◆ Request A ◆
Put this sentence from the ammonia nitridation abstract below into Spanish: "The DFT results were subsequently employed as a database for the kMC simulations."
◆ Request B ◆
In the ammonia nitridation abstract below, rewrite everything from "Theoretical study of" down to "02139 (United States)", swapping "Fe (100)" for "Fe (110)".

◆ Given text ◆
--

Theoretical study of the ammonia nitridation rate on an Fe (100) surface: A combined density functional theory and kinetic Monte Carlo study
- Department of Nuclear Science and Engineering and Department of Materials Science and Engineering, Massachusetts Institute of Technology, Cambridge, Massachusetts 02139 (United States)
Ammonia (NH{sub 3}) nitridation on an Fe surface was studied by combining density functional theory (DFT) and kinetic Monte Carlo (kMC) calculations. A DFT calculation was performed to obtain the energy barriers (E{sub b}) of the relevant elementary processes. The full mechanism of the exact reaction path was divided into five steps (adsorption, dissociation, surface migration, penetration, and diffusion) on an Fe (100) surface pre-covered with nitrogen. The energy barrier (E{sub b}) depended on the N surface coverage. The DFT results were subsequently employed as a database for the kMC simulations. We then evaluated the NH{sub 3} nitridation rate on the N pre-covered Fe surface. To determine the conditions necessary for a rapid NH{sub 3} nitridation rate, the eight reaction events were considered in the kMC simulations: adsorption, desorption, dissociation, reverse dissociation, surface migration, penetration, reverse penetration, and diffusion. This study provides a real-time-scale simulation of NH{sub 3} nitridation influenced by nitrogen surface coverage that allowed us to theoretically determine a nitrogen coverage (0.56 ML) suitable for rapid NH{sub 3} nitridation. In this way, we were able to reveal the coverage dependence of the nitridation reaction using the combined DFT and kMC simulations.

--

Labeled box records
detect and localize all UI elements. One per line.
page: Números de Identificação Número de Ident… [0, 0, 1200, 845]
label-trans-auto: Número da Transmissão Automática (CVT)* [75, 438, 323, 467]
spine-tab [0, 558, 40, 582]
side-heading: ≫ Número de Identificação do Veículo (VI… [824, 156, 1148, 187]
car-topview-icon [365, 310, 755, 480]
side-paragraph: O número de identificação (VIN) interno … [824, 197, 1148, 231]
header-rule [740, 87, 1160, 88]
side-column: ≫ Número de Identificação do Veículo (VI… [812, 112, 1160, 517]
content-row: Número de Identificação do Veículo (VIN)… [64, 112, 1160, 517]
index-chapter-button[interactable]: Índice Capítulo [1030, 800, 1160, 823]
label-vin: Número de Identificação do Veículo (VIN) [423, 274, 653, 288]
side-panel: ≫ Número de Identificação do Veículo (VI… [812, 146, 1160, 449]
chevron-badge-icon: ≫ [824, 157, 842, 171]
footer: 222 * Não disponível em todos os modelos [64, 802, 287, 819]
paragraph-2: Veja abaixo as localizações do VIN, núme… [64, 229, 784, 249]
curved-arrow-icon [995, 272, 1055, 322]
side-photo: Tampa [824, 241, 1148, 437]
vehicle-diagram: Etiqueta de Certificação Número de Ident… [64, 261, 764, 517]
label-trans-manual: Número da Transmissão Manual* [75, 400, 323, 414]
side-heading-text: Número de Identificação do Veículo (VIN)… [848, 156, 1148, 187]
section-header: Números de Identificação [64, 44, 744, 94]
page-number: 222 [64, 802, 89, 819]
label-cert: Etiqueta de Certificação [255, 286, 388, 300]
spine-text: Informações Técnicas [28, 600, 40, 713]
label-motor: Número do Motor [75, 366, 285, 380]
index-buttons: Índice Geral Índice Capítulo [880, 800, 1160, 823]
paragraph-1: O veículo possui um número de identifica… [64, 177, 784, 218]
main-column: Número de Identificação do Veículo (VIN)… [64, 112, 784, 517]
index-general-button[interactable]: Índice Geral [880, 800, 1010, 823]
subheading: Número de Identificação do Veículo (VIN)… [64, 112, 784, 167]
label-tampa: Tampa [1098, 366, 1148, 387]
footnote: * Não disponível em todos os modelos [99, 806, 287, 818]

--

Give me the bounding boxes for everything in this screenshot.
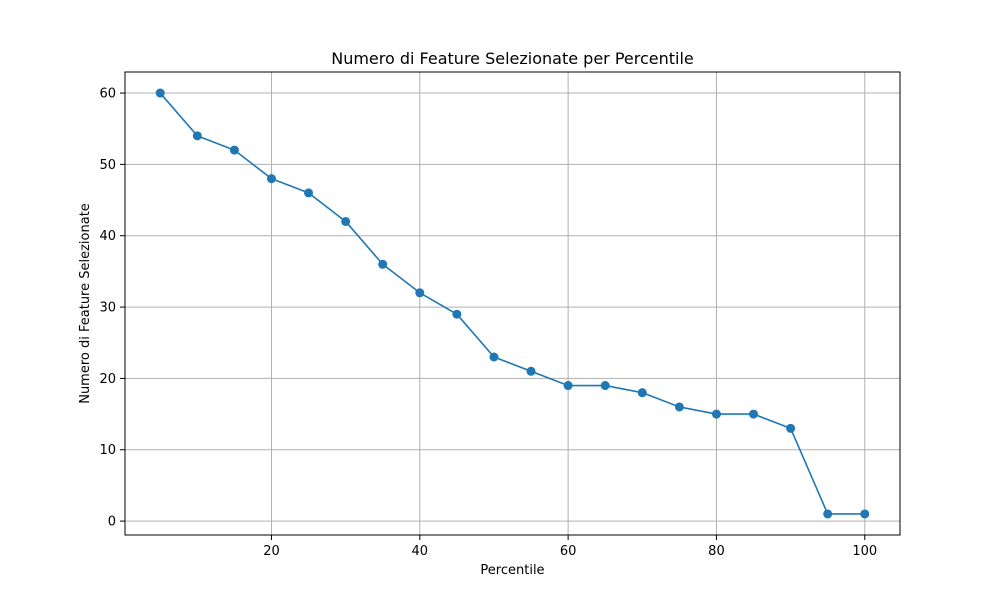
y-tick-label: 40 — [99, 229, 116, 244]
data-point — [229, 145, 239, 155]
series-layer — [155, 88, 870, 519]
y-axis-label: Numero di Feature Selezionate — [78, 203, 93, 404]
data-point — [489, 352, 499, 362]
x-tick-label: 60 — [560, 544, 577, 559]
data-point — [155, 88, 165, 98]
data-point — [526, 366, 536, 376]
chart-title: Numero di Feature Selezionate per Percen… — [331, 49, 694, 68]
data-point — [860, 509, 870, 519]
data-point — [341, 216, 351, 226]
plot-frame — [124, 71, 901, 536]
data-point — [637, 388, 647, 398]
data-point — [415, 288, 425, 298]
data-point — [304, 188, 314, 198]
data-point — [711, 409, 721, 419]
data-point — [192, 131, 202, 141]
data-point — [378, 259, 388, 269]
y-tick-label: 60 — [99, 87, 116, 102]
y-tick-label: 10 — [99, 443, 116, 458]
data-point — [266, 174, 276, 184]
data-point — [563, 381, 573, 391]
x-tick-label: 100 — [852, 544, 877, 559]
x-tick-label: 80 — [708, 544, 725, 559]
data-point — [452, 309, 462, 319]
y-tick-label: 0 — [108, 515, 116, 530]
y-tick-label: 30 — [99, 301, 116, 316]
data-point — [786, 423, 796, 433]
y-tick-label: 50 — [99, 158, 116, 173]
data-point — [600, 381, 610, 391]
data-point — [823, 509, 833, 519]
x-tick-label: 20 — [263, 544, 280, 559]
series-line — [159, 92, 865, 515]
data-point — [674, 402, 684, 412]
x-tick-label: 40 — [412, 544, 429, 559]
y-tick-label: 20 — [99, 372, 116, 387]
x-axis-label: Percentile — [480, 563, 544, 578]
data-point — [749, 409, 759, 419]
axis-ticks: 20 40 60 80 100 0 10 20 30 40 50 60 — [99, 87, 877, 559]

--

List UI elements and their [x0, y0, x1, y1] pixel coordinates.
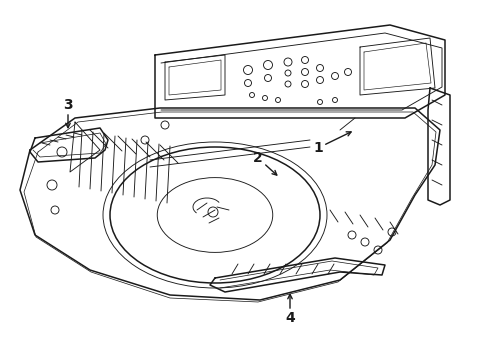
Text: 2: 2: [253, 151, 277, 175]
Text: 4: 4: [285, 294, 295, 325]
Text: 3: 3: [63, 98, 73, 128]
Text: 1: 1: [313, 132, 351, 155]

--

◆ Response A ◆
Los resultados de DFT se emplearon posteriormente como base de datos para las simulaciones de kMC.

◆ Response B ◆
Theoretical study of the ammonia nitridation rate on an Fe (110) surface: A combined density functional theory and kinetic Monte Carlo study
- Department of Nuclear Science and Engineering and Department of Materials Science and Engineering, Massachusetts Institute of Technology, Cambridge, Massachusetts 02139 (United States)